##### Supplied material
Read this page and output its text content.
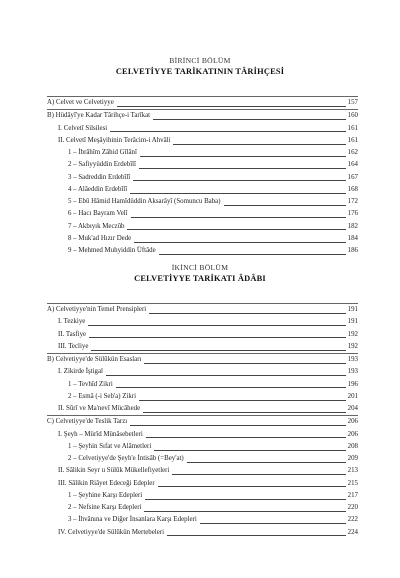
BİRİNCİ BÖLÜM
CELVETİYYE TARİKATININ TÂRİHÇESİ
A) Celvet ve Celvetiyye	157
B) Hüdâyî'ye Kadar Târihçe-i Tarîkat	160
I. Celvetî Silsilesi	161
II. Celvetî Meşâyihinin Terâcim-i Ahvâli	161
1 – İbrâhîm Zâhid Gîlânî	162
2 – Safiyyüddin Erdebîlî	164
3 – Sadreddin Erdebîlî	167
4 – Alâeddin Erdebîlî	168
5 – Ebû Hâmid Hamîdüddin Aksarâyî (Somuncu Baba)	172
6 – Hacı Bayram Velî	176
7 – Akbıyık Meczûb	182
8 – Muk'ad Hızır Dede	184
9 – Mehmed Muhyiddin Üftâde	186
İKİNCİ BÖLÜM
CELVETİYYE TARİKATI ÂDÂBI
A) Celvetiyye'nin Temel Prensipleri	191
I. Tezkiye	191
II. Tasfiye	192
III. Tecliye	192
B) Celvetiyye'de Sülûkün Esasları	193
I. Zikirde İştigal	193
1 – Tevhîd Zikri	196
2 – Esmâ (-i Seb'a) Zikri	201
II. Sûrî ve Ma'nevî Mücâhede	204
C) Celvetiyye'de Teslik Tarzı	206
I. Şeyh – Mürîd Münâsebetleri	206
1 – Şeyhin Sıfat ve Alâmetleri	208
2 – Celvetiyye'de Şeyh'e İntisâb (=Bey'at)	209
II. Sâlikin Seyr u Sülûk Mükellefiyetleri	213
III. Sâlikin Riâyet Edeceği Edepler	215
1 – Şeyhine Karşı Edepleri	217
2 – Nefsine Karşı Edepleri	220
3 – İhvânına ve Diğer İnsanlara Karşı Edepleri	222
IV. Celvetiyye'de Sülûkün Mertebeleri	224
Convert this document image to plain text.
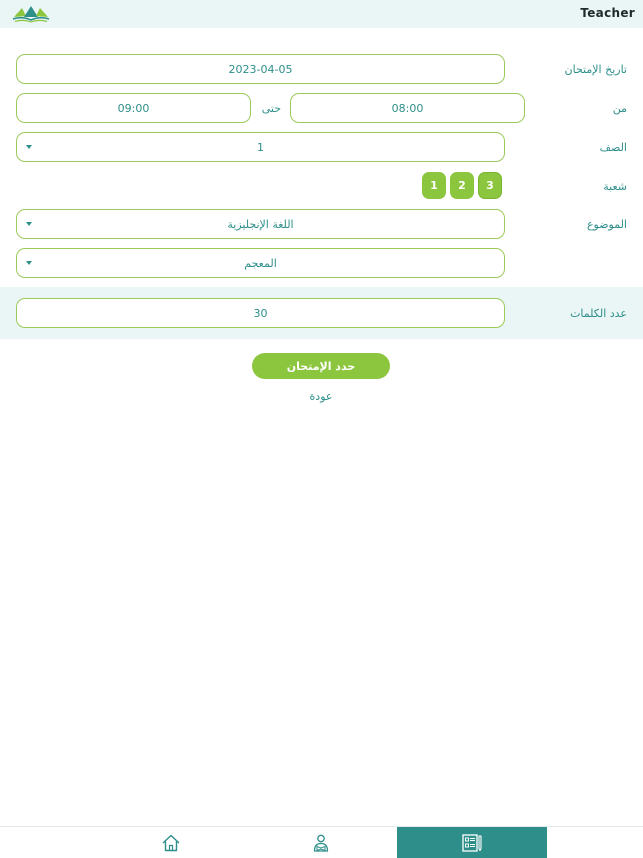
Teacher
تاريخ الإمتحان
2023-04-05
من
08:00
حتى
09:00
الصف
1
شعبة
3
2
1
الموضوع
اللغة الإنجليزية
المعجم
عدد الكلمات
30
حدد الإمتحان
عودة
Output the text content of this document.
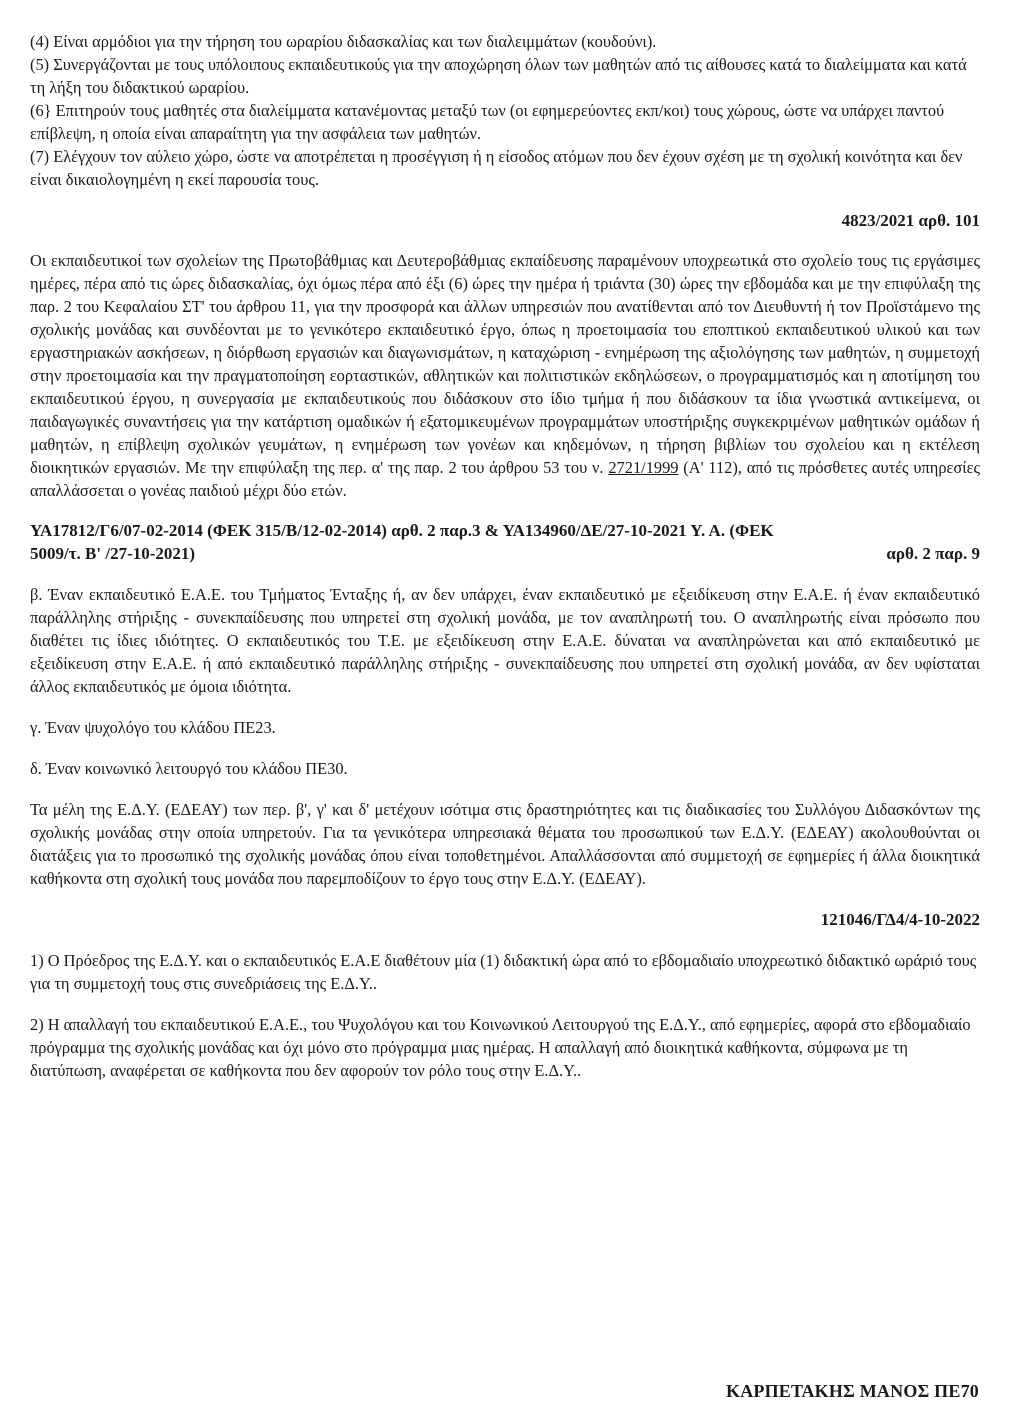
(4) Είναι αρμόδιοι για την τήρηση του ωραρίου διδασκαλίας και των διαλειμμάτων (κουδούνι).

(5) Συνεργάζονται με τους υπόλοιπους εκπαιδευτικούς για την αποχώρηση όλων των μαθητών από τις αίθουσες κατά το διαλείμματα και κατά τη λήξη του διδακτικού ωραρίου.

(6} Επιτηρούν τους μαθητές στα διαλείμματα κατανέμοντας μεταξύ των (οι εφημερεύοντες εκπ/κοι) τους χώρους, ώστε να υπάρχει παντού επίβλεψη, η οποία είναι απαραίτητη για την ασφάλεια των μαθητών.

(7) Ελέγχουν τον αύλειο χώρο, ώστε να αποτρέπεται η προσέγγιση ή η είσοδος ατόμων που δεν έχουν σχέση με τη σχολική κοινότητα και δεν είναι δικαιολογημένη η εκεί παρουσία τους.

4823/2021 αρθ. 101

Οι εκπαιδευτικοί των σχολείων της Πρωτοβάθμιας και Δευτεροβάθμιας εκπαίδευσης παραμένουν υποχρεωτικά στο σχολείο τους τις εργάσιμες ημέρες, πέρα από τις ώρες διδασκαλίας, όχι όμως πέρα από έξι (6) ώρες την ημέρα ή τριάντα (30) ώρες την εβδομάδα και με την επιφύλαξη της παρ. 2 του Κεφαλαίου ΣΤ' του άρθρου 11, για την προσφορά και άλλων υπηρεσιών που ανατίθενται από τον Διευθυντή ή τον Προϊστάμενο της σχολικής μονάδας και συνδέονται με το γενικότερο εκπαιδευτικό έργο, όπως η προετοιμασία του εποπτικού εκπαιδευτικού υλικού και των εργαστηριακών ασκήσεων, η διόρθωση εργασιών και διαγωνισμάτων, η καταχώριση - ενημέρωση της αξιολόγησης των μαθητών, η συμμετοχή στην προετοιμασία και την πραγματοποίηση εορταστικών, αθλητικών και πολιτιστικών εκδηλώσεων, ο προγραμματισμός και η αποτίμηση του εκπαιδευτικού έργου, η συνεργασία με εκπαιδευτικούς που διδάσκουν στο ίδιο τμήμα ή που διδάσκουν τα ίδια γνωστικά αντικείμενα, οι παιδαγωγικές συναντήσεις για την κατάρτιση ομαδικών ή εξατομικευμένων προγραμμάτων υποστήριξης συγκεκριμένων μαθητικών ομάδων ή μαθητών, η επίβλεψη σχολικών γευμάτων, η ενημέρωση των γονέων και κηδεμόνων, η τήρηση βιβλίων του σχολείου και η εκτέλεση διοικητικών εργασιών. Με την επιφύλαξη της περ. α' της παρ. 2 του άρθρου 53 του ν. 2721/1999 (Α' 112), από τις πρόσθετες αυτές υπηρεσίες απαλλάσσεται ο γονέας παιδιού μέχρι δύο ετών.

ΥΑ17812/Γ6/07-02-2014 (ΦΕΚ 315/Β/12-02-2014) αρθ. 2 παρ.3 & ΥΑ134960/ΔΕ/27-10-2021 Υ. Α. (ΦΕΚ

5009/τ. Β' /27-10-2021)	αρθ. 2 παρ. 9

β. Έναν εκπαιδευτικό Ε.Α.Ε. του Τμήματος Ένταξης ή, αν δεν υπάρχει, έναν εκπαιδευτικό με εξειδίκευση στην Ε.Α.Ε. ή έναν εκπαιδευτικό παράλληλης στήριξης - συνεκπαίδευσης που υπηρετεί στη σχολική μονάδα, με τον αναπληρωτή του. Ο αναπληρωτής είναι πρόσωπο που διαθέτει τις ίδιες ιδιότητες. Ο εκπαιδευτικός του Τ.Ε. με εξειδίκευση στην Ε.Α.Ε. δύναται να αναπληρώνεται και από εκπαιδευτικό με εξειδίκευση στην Ε.Α.Ε. ή από εκπαιδευτικό παράλληλης στήριξης - συνεκπαίδευσης που υπηρετεί στη σχολική μονάδα, αν δεν υφίσταται άλλος εκπαιδευτικός με όμοια ιδιότητα.

γ. Έναν ψυχολόγο του κλάδου ΠΕ23.

δ. Έναν κοινωνικό λειτουργό του κλάδου ΠΕ30.

Τα μέλη της Ε.Δ.Υ. (ΕΔΕΑΥ) των περ. β', γ' και δ' μετέχουν ισότιμα στις δραστηριότητες και τις διαδικασίες του Συλλόγου Διδασκόντων της σχολικής μονάδας στην οποία υπηρετούν. Για τα γενικότερα υπηρεσιακά θέματα του προσωπικού των Ε.Δ.Υ. (ΕΔΕΑΥ) ακολουθούνται οι διατάξεις για το προσωπικό της σχολικής μονάδας όπου είναι τοποθετημένοι. Απαλλάσσονται από συμμετοχή σε εφημερίες ή άλλα διοικητικά καθήκοντα στη σχολική τους μονάδα που παρεμποδίζουν το έργο τους στην Ε.Δ.Υ. (ΕΔΕΑΥ).

121046/ΓΔ4/4-10-2022

1) Ο Πρόεδρος της Ε.Δ.Υ. και ο εκπαιδευτικός Ε.Α.Ε διαθέτουν μία (1) διδακτική ώρα από το εβδομαδιαίο υποχρεωτικό διδακτικό ωράριό τους για τη συμμετοχή τους στις συνεδριάσεις της Ε.Δ.Υ..

2) Η απαλλαγή του εκπαιδευτικού Ε.Α.Ε., του Ψυχολόγου και του Κοινωνικού Λειτουργού της Ε.Δ.Υ., από εφημερίες, αφορά στο εβδομαδιαίο πρόγραμμα της σχολικής μονάδας και όχι μόνο στο πρόγραμμα μιας ημέρας. Η απαλλαγή από διοικητικά καθήκοντα, σύμφωνα με τη διατύπωση, αναφέρεται σε καθήκοντα που δεν αφορούν τον ρόλο τους στην Ε.Δ.Υ..

ΚΑΡΠΕΤΑΚΗΣ ΜΑΝΟΣ ΠΕ70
##########
■ Given request ■
Work out the number of lines in this listing that include the word "ώστε". Reply with that number only.

■ Task result ■
2